RECORDS SHOWN start

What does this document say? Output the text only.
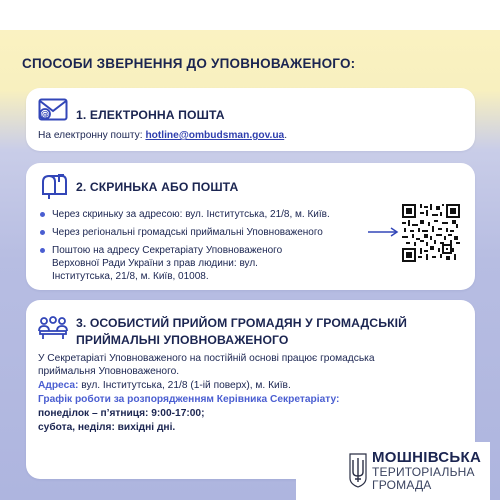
СПОСОБИ ЗВЕРНЕННЯ ДО УПОВНОВАЖЕНОГО:
@ 1. ЕЛЕКТРОННА ПОШТА
На електронну пошту: hotline@ombudsman.gov.ua.
2. СКРИНЬКА АБО ПОШТА
Через скриньку за адресою: вул. Інститутська, 21/8, м. Київ.
Через регіональні громадські приймальні Уповноваженого
Поштою на адресу Секретаріату Уповноваженого Верховної Ради України з прав людини: вул. Інститутська, 21/8, м. Київ, 01008.
3. ОСОБИСТИЙ ПРИЙОМ ГРОМАДЯН У ГРОМАДСЬКІЙ
ПРИЙМАЛЬНІ УПОВНОВАЖЕНОГО
У Секретаріаті Уповноваженого на постійній основі працює громадська
приймальня Уповноваженого.
Адреса: вул. Інститутська, 21/8 (1-ій поверх), м. Київ.
Графік роботи за розпорядженням Керівника Секретаріату:
понеділок – п’ятниця: 9:00-17:00;
субота, неділя: вихідні дні.
МОШНІВСЬКА
ТЕРИТОРІАЛЬНА
ГРОМАДА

RECORDS SHOWN end

WHAT THE TASK ASKS :: Copy out all of the material exactly as written, without its pictures.

ANSWER BELOW ::
What does this document say? Output the text only.
СПОСОБИ ЗВЕРНЕННЯ ДО УПОВНОВАЖЕНОГО:
@ 1. ЕЛЕКТРОННА ПОШТА
На електронну пошту: hotline@ombudsman.gov.ua.
2. СКРИНЬКА АБО ПОШТА
Через скриньку за адресою: вул. Інститутська, 21/8, м. Київ.
Через регіональні громадські приймальні Уповноваженого
Поштою на адресу Секретаріату Уповноваженого Верховної Ради України з прав людини: вул. Інститутська, 21/8, м. Київ, 01008.
3. ОСОБИСТИЙ ПРИЙОМ ГРОМАДЯН У ГРОМАДСЬКІЙ
ПРИЙМАЛЬНІ УПОВНОВАЖЕНОГО
У Секретаріаті Уповноваженого на постійній основі працює громадська
приймальня Уповноваженого.
Адреса: вул. Інститутська, 21/8 (1-ій поверх), м. Київ.
Графік роботи за розпорядженням Керівника Секретаріату:
понеділок – п’ятниця: 9:00-17:00;
субота, неділя: вихідні дні.
МОШНІВСЬКА
ТЕРИТОРІАЛЬНА
ГРОМАДА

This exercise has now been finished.